## [INSTRUCTIONS TO FOLLOW]
Reproduce the full listing below unchanged, apart from the pictures.

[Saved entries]
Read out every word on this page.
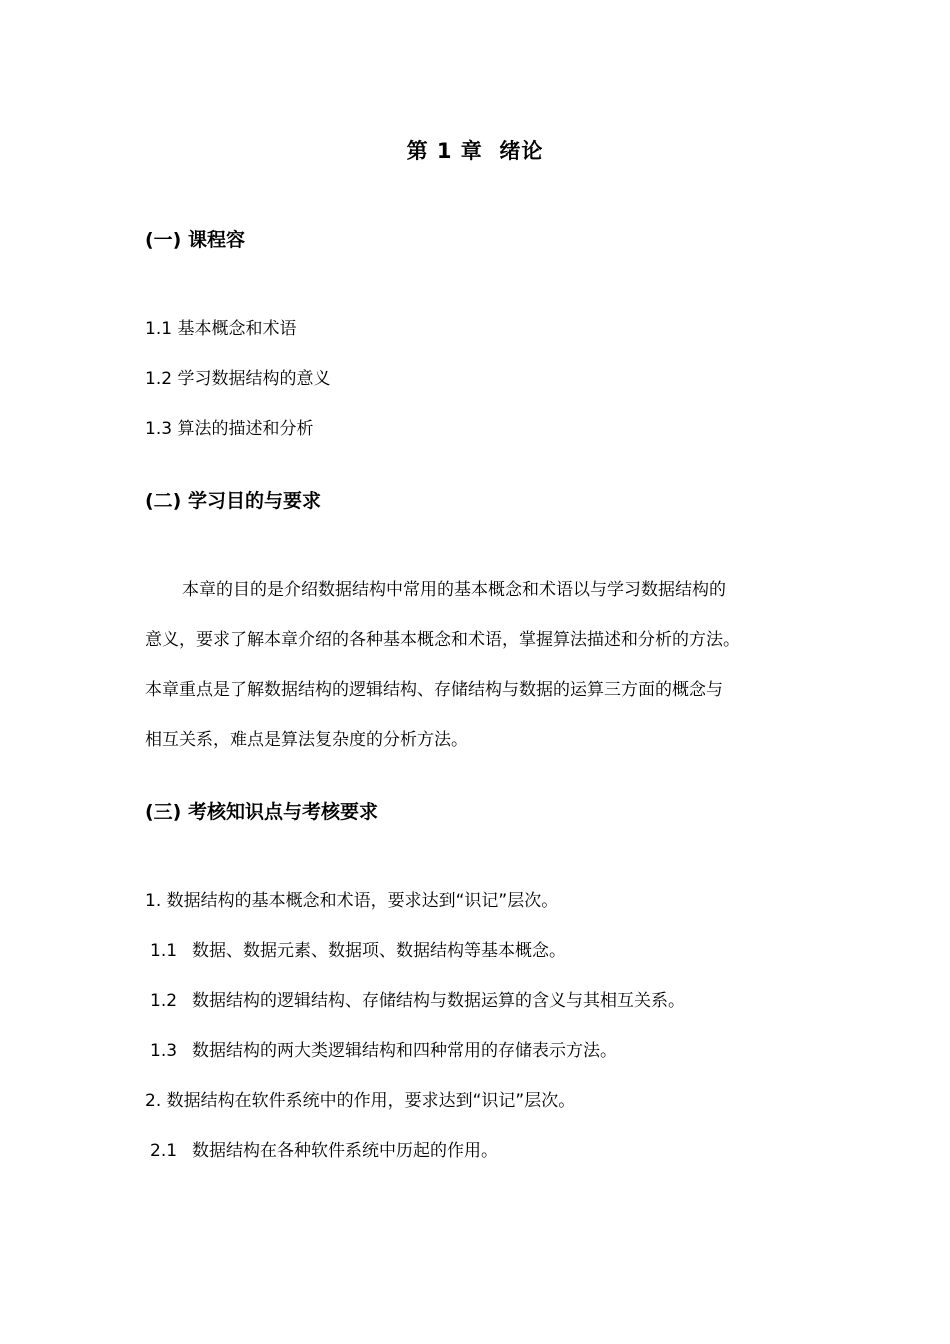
第 1 章  绪论
(一) 课程容
1.1 基本概念和术语
1.2 学习数据结构的意义
1.3 算法的描述和分析
(二) 学习目的与要求
本章的目的是介绍数据结构中常用的基本概念和术语以与学习数据结构的
意义，要求了解本章介绍的各种基本概念和术语，掌握算法描述和分析的方法。
本章重点是了解数据结构的逻辑结构、存储结构与数据的运算三方面的概念与
相互关系，难点是算法复杂度的分析方法。
(三) 考核知识点与考核要求
1. 数据结构的基本概念和术语，要求达到“识记”层次。
1.1 数据、数据元素、数据项、数据结构等基本概念。
1.2 数据结构的逻辑结构、存储结构与数据运算的含义与其相互关系。
1.3 数据结构的两大类逻辑结构和四种常用的存储表示方法。
2. 数据结构在软件系统中的作用，要求达到“识记”层次。
2.1 数据结构在各种软件系统中历起的作用。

## [RESULT BELOW]
Read out every word on this page.
第 1 章  绪论
(一) 课程容
1.1 基本概念和术语
1.2 学习数据结构的意义
1.3 算法的描述和分析
(二) 学习目的与要求
本章的目的是介绍数据结构中常用的基本概念和术语以与学习数据结构的
意义，要求了解本章介绍的各种基本概念和术语，掌握算法描述和分析的方法。
本章重点是了解数据结构的逻辑结构、存储结构与数据的运算三方面的概念与
相互关系，难点是算法复杂度的分析方法。
(三) 考核知识点与考核要求
1. 数据结构的基本概念和术语，要求达到“识记”层次。
1.1 数据、数据元素、数据项、数据结构等基本概念。
1.2 数据结构的逻辑结构、存储结构与数据运算的含义与其相互关系。
1.3 数据结构的两大类逻辑结构和四种常用的存储表示方法。
2. 数据结构在软件系统中的作用，要求达到“识记”层次。
2.1 数据结构在各种软件系统中历起的作用。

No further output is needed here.